Work required:
Give again only what runs from the line with "Read out every word on this page." to the final line of the entries below, exactly as written and without pictures.

Stored entries:
——————————
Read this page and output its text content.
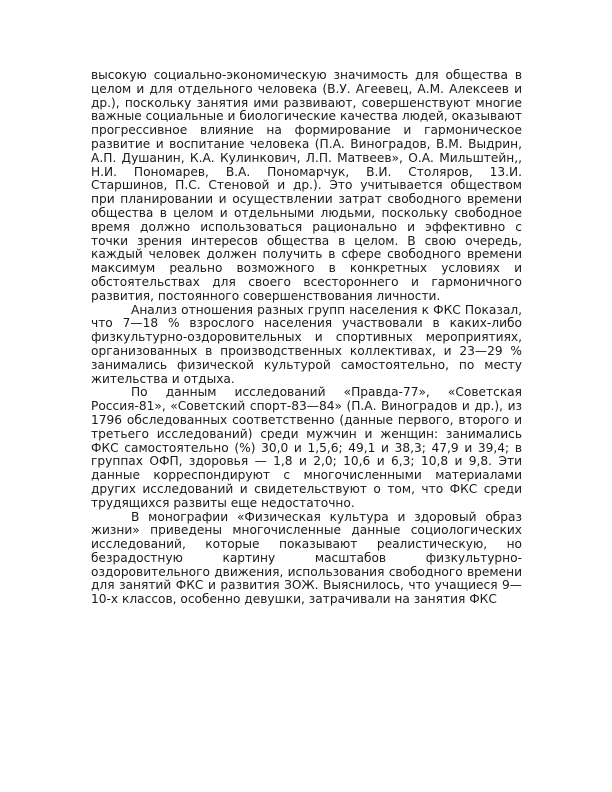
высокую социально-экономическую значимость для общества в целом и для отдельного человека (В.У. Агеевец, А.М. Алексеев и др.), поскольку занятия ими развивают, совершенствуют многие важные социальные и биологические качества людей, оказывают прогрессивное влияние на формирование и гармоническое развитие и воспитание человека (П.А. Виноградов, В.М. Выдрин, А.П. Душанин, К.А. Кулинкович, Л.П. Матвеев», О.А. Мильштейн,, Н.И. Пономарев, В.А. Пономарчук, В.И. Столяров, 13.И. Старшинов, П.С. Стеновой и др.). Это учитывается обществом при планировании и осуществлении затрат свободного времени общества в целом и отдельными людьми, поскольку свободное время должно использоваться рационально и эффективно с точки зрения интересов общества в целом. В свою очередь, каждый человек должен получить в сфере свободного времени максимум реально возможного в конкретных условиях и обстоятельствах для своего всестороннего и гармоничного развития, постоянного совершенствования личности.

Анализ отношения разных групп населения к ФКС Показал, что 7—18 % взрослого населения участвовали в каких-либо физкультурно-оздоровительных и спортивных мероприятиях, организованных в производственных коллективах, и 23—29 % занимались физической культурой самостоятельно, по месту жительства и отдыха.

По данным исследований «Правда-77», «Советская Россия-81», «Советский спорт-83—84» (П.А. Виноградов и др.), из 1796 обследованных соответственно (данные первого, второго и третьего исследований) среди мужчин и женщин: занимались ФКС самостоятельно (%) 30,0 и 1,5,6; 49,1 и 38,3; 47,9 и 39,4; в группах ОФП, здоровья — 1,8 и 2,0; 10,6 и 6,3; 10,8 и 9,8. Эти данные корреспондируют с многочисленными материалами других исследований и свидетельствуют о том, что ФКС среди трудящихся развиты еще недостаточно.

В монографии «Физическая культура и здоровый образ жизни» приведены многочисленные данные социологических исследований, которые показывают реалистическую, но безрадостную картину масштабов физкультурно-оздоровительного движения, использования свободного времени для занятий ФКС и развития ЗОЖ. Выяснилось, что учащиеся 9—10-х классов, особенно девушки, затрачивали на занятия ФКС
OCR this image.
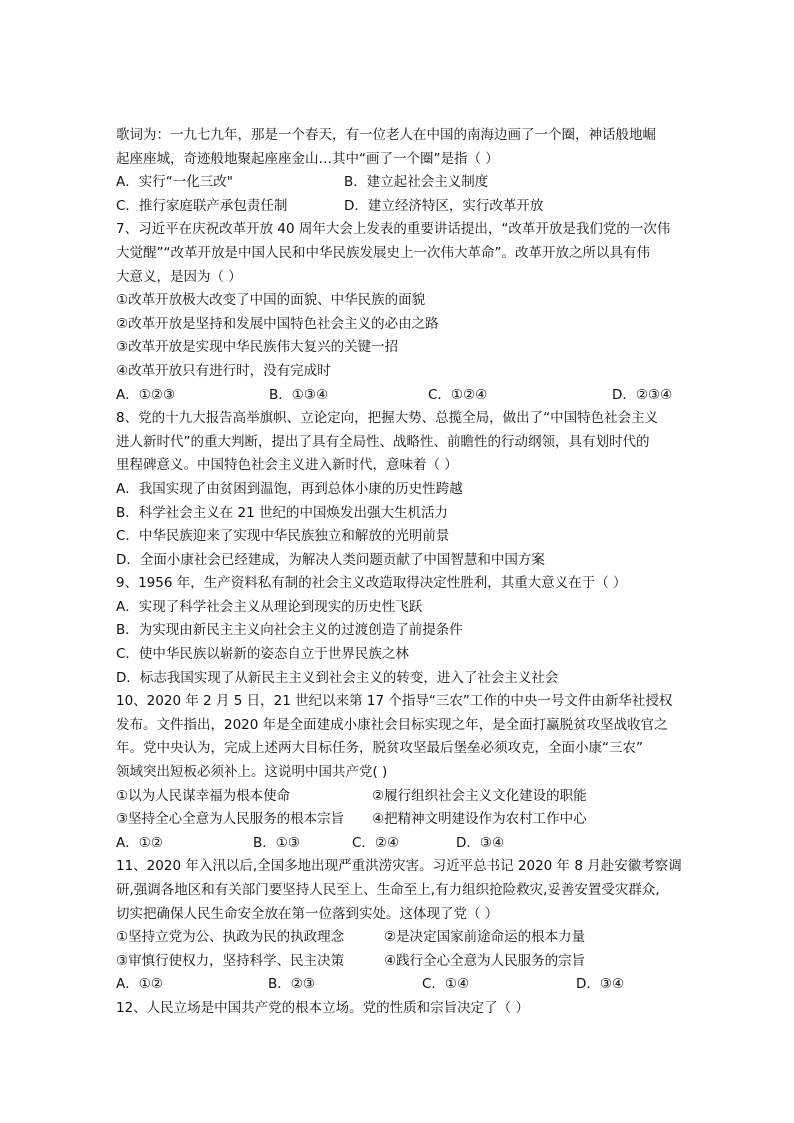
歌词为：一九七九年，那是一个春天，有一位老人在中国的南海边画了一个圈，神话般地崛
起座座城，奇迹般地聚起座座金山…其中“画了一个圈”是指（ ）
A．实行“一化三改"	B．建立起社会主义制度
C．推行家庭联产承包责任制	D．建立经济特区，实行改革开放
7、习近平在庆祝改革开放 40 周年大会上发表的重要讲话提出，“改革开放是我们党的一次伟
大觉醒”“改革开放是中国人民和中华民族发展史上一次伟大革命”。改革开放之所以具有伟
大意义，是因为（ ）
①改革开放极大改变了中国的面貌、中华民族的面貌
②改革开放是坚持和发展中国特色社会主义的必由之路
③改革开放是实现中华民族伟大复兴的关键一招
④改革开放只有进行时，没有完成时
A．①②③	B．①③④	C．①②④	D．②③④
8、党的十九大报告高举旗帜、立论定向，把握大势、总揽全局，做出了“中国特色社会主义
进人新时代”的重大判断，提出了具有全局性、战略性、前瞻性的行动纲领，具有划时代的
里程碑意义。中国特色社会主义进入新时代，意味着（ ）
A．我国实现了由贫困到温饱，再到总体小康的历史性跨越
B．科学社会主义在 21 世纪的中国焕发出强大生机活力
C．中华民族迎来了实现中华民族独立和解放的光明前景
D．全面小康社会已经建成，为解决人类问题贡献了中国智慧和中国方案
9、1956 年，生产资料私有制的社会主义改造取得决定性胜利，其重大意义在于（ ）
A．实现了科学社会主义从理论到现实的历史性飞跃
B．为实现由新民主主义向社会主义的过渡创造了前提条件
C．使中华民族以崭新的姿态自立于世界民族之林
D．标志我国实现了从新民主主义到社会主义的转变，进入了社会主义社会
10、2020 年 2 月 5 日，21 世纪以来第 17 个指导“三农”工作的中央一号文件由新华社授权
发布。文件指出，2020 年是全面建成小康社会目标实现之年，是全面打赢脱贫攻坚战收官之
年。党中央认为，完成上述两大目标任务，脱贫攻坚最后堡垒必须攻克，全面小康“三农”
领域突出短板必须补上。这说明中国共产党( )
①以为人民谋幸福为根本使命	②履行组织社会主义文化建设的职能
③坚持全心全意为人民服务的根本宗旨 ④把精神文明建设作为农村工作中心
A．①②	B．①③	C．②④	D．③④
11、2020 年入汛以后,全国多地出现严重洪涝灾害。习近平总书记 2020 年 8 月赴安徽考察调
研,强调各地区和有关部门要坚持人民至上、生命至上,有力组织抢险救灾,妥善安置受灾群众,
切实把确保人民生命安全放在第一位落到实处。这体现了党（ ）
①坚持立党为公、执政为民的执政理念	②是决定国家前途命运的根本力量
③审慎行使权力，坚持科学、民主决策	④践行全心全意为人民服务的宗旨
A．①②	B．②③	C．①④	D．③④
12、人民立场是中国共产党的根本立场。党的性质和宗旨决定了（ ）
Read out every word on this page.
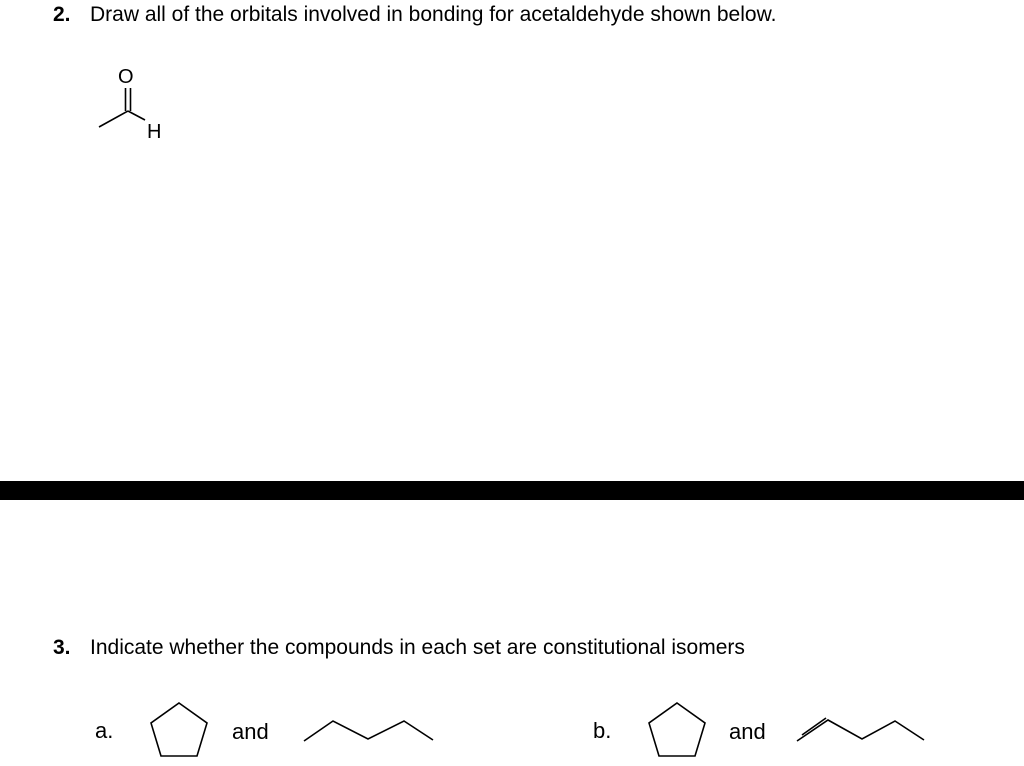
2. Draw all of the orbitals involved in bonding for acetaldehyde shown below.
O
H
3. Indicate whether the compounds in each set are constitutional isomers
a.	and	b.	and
——————————
Complete answer:
Read out every word on this page.
2. Draw all of the orbitals involved in bonding for acetaldehyde shown below.
O
H
3. Indicate whether the compounds in each set are constitutional isomers
a.	and	b.	and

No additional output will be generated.